[Excerpts from a figure dataset]

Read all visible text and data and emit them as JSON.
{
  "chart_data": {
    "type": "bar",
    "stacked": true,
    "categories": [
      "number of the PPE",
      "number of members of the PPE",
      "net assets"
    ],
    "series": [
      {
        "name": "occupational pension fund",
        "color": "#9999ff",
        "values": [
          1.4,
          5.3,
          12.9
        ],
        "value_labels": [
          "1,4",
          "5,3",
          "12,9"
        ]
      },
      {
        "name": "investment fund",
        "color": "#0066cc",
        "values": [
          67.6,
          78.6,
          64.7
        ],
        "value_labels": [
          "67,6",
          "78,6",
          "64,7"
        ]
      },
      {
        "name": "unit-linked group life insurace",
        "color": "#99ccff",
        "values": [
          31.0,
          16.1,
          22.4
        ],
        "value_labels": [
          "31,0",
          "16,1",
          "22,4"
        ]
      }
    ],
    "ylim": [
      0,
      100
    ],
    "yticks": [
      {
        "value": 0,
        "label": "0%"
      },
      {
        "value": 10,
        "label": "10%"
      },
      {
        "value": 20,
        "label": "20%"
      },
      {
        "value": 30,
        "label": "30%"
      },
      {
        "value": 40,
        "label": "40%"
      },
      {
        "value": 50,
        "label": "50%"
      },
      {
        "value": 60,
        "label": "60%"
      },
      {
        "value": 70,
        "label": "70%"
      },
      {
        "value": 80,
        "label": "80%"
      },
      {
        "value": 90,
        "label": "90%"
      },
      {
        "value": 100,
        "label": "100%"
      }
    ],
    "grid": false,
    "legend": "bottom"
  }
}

What to do
Gather every line from the listing above in which "color" appears, and copy those lines.

Solved exercise
        "color": "#9999ff",
        "color": "#0066cc",
        "color": "#99ccff",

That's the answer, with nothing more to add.